STATED EXERCISE:
Show every line that has the string "Overall" in it.

-- begin --

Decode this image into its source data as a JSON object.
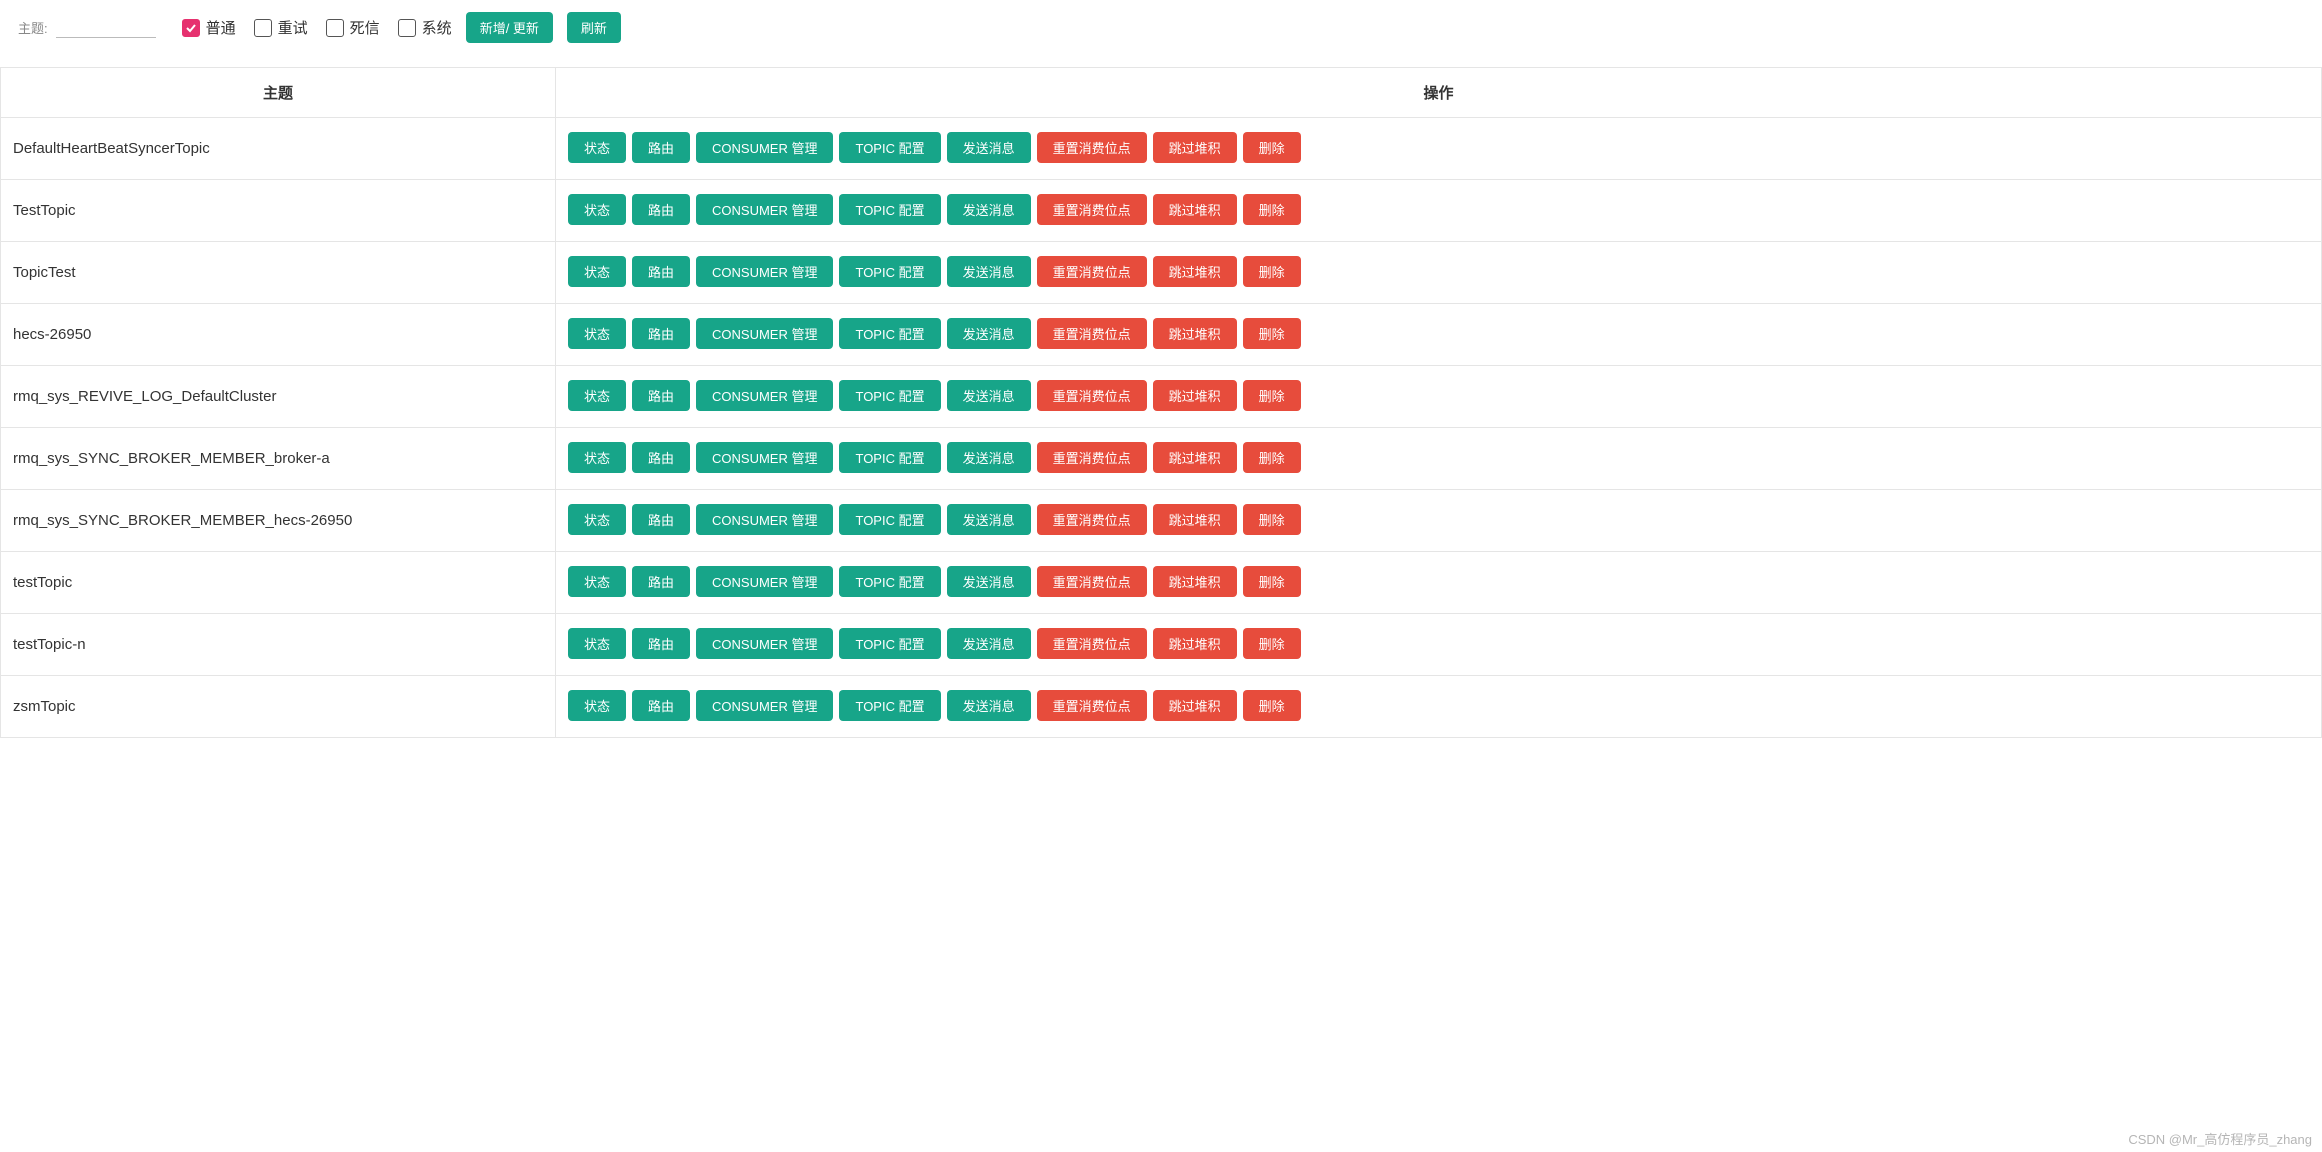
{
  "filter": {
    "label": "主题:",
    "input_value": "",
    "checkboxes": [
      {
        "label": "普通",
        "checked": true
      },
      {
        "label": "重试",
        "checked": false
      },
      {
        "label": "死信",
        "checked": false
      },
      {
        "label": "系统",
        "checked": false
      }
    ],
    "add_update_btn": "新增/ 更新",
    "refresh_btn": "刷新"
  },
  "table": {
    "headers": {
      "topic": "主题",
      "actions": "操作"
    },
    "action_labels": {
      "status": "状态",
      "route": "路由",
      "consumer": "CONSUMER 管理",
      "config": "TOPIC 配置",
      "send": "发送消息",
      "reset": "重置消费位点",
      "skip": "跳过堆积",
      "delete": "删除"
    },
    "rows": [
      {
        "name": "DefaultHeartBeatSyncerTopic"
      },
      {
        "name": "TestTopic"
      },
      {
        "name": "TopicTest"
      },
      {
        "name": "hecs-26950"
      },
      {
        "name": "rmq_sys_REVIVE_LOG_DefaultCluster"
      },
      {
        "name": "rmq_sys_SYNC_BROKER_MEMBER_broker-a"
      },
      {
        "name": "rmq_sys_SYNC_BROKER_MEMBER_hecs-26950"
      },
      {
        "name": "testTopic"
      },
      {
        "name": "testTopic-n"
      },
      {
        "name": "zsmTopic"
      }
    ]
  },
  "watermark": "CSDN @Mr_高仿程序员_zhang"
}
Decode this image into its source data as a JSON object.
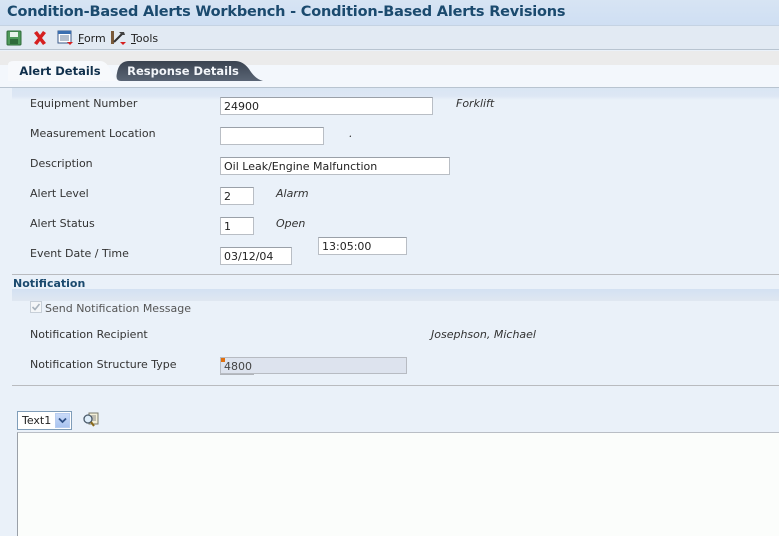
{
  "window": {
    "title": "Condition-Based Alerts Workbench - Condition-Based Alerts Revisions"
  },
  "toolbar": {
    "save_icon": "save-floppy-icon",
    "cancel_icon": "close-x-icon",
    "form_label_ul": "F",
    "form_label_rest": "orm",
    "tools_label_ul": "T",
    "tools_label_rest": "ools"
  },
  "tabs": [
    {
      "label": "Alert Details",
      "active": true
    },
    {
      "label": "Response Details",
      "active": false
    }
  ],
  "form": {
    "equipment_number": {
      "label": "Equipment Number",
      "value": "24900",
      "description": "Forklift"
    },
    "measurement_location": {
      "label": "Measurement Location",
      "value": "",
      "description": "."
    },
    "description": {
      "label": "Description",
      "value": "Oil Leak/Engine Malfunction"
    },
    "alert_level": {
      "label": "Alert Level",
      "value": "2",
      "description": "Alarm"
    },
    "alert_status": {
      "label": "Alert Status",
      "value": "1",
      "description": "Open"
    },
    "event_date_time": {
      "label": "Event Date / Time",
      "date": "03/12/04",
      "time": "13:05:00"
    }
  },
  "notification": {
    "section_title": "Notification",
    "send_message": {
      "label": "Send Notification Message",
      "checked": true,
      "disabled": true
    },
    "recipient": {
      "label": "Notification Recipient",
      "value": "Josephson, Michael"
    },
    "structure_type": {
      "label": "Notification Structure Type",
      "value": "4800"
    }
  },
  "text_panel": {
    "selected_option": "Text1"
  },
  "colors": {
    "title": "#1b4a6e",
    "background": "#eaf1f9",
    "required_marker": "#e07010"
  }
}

-- end --
-- begin --

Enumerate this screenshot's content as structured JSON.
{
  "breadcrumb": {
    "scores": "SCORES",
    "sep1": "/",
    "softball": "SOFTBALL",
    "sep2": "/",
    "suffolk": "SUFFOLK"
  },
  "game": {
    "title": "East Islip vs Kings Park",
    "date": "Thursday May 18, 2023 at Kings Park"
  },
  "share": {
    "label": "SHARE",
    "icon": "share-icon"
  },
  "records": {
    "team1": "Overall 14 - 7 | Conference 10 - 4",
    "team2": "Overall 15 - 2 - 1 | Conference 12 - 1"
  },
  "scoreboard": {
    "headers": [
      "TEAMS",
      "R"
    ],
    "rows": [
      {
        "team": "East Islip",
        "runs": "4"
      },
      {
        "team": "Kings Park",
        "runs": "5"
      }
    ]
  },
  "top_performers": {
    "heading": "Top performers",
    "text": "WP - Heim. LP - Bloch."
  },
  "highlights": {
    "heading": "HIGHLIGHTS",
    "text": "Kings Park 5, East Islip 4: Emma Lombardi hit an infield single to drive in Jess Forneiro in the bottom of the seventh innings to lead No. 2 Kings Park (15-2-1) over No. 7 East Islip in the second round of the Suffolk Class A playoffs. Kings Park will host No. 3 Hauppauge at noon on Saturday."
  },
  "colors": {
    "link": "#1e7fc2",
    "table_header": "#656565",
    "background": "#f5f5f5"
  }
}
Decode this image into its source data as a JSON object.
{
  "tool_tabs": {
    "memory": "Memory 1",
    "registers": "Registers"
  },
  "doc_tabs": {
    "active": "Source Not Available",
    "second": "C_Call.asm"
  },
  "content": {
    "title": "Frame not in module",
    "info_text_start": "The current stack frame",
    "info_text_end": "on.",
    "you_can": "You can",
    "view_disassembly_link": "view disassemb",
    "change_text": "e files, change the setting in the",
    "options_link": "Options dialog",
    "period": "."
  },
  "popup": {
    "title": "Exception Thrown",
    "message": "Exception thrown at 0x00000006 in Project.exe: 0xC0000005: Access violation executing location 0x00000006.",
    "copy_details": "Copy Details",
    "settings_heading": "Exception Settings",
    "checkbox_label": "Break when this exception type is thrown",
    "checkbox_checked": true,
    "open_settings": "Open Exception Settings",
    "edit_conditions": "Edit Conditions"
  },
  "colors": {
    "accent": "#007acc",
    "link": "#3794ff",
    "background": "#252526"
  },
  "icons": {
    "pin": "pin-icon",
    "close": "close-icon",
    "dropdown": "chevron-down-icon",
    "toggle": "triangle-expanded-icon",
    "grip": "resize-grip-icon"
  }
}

-- end --

ANSWER IN FULL:
    "team1": "Overall 14 - 7 | Conference 10 - 4",
    "team2": "Overall 15 - 2 - 1 | Conference 12 - 1"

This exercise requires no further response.